WORK TO COMPLETE —
Lift out each line of the data that holds "Demande".

Figure contents as structured data —

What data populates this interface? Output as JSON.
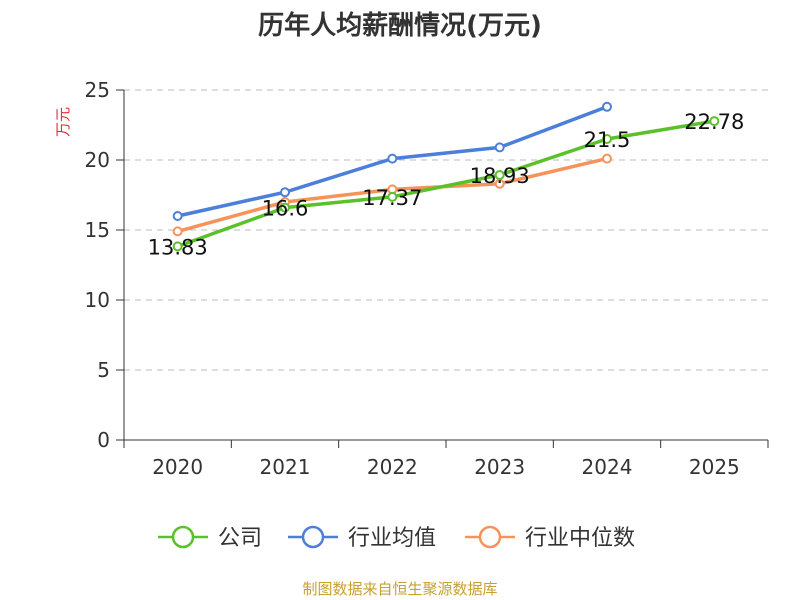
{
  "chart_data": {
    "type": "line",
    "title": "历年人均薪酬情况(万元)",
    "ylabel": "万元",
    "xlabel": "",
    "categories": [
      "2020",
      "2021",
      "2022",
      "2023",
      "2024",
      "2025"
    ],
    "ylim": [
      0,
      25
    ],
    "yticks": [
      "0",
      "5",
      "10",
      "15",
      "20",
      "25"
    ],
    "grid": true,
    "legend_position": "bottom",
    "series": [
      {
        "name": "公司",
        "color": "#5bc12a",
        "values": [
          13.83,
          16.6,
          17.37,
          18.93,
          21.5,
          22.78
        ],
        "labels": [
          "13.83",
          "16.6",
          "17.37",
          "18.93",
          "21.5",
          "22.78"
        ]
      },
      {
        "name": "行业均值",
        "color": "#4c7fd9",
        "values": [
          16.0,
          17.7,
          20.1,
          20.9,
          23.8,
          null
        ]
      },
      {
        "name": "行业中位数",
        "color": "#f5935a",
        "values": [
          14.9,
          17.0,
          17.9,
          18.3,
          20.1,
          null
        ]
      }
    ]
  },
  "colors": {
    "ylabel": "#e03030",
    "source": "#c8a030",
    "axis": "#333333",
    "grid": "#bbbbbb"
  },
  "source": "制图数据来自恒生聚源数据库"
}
==
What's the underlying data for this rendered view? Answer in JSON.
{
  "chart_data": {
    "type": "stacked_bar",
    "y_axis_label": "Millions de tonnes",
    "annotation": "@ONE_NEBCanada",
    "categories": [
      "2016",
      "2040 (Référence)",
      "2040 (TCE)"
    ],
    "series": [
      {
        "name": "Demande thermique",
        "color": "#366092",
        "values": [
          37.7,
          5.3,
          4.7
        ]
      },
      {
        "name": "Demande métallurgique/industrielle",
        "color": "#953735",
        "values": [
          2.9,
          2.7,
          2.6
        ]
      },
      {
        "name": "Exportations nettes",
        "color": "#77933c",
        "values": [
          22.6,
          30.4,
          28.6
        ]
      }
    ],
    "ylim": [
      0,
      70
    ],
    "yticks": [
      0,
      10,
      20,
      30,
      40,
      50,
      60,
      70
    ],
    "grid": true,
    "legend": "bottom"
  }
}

COMPLETED TASK —
        "name": "Demande thermique",
        "name": "Demande métallurgique/industrielle",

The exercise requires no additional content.